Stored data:
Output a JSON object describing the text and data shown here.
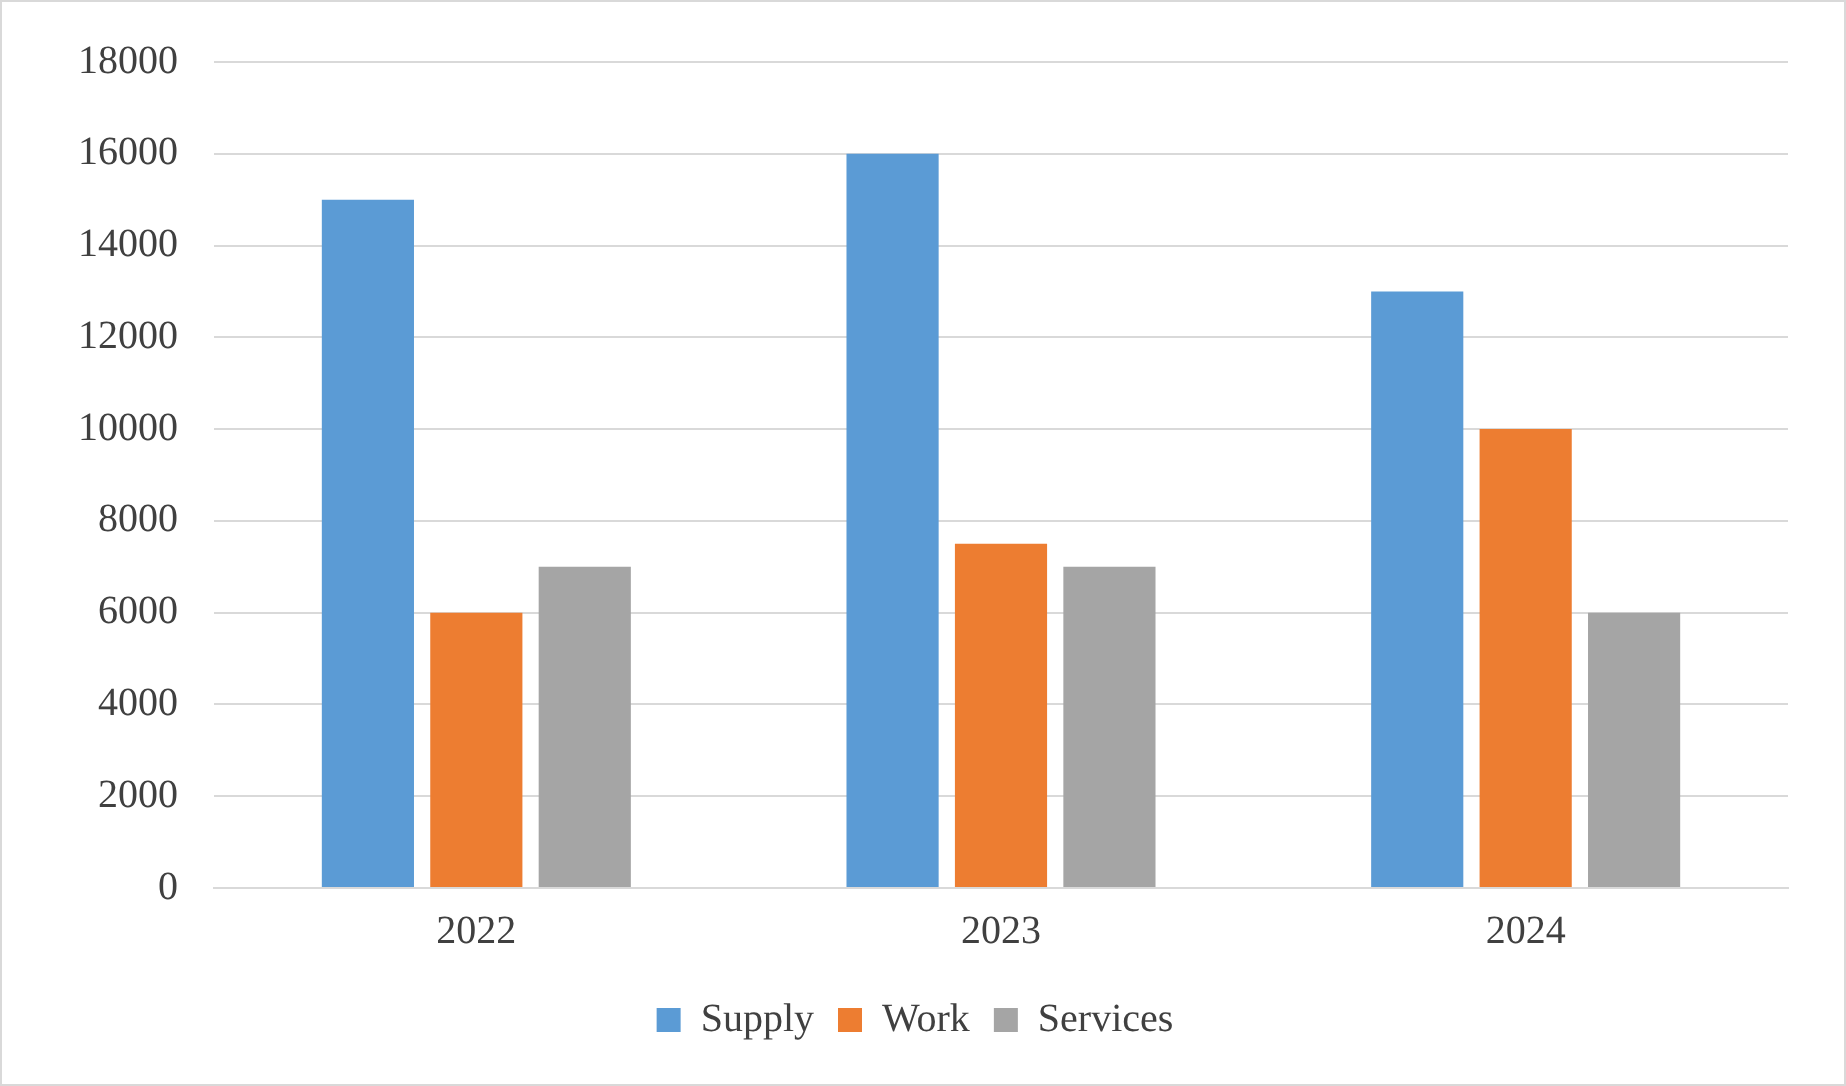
{
  "chart_data": {
    "type": "bar",
    "categories": [
      "2022",
      "2023",
      "2024"
    ],
    "series": [
      {
        "name": "Supply",
        "color": "#5b9bd5",
        "values": [
          15000,
          16000,
          13000
        ]
      },
      {
        "name": "Work",
        "color": "#ed7d31",
        "values": [
          6000,
          7500,
          10000
        ]
      },
      {
        "name": "Services",
        "color": "#a5a5a5",
        "values": [
          7000,
          7000,
          6000
        ]
      }
    ],
    "ylim": [
      0,
      18000
    ],
    "yticks": [
      0,
      2000,
      4000,
      6000,
      8000,
      10000,
      12000,
      14000,
      16000,
      18000
    ],
    "grid": "y",
    "legend": "bottom"
  }
}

▸ **WHAT THIS TASK INVOLVES**
Restate each line of the records exactly; pictures do not belong in the copy.

▸ **TASK OUTPUT**
Output a JSON object describing the text and data shown here.
{
  "chart_data": {
    "type": "bar",
    "categories": [
      "2022",
      "2023",
      "2024"
    ],
    "series": [
      {
        "name": "Supply",
        "color": "#5b9bd5",
        "values": [
          15000,
          16000,
          13000
        ]
      },
      {
        "name": "Work",
        "color": "#ed7d31",
        "values": [
          6000,
          7500,
          10000
        ]
      },
      {
        "name": "Services",
        "color": "#a5a5a5",
        "values": [
          7000,
          7000,
          6000
        ]
      }
    ],
    "ylim": [
      0,
      18000
    ],
    "yticks": [
      0,
      2000,
      4000,
      6000,
      8000,
      10000,
      12000,
      14000,
      16000,
      18000
    ],
    "grid": "y",
    "legend": "bottom"
  }
}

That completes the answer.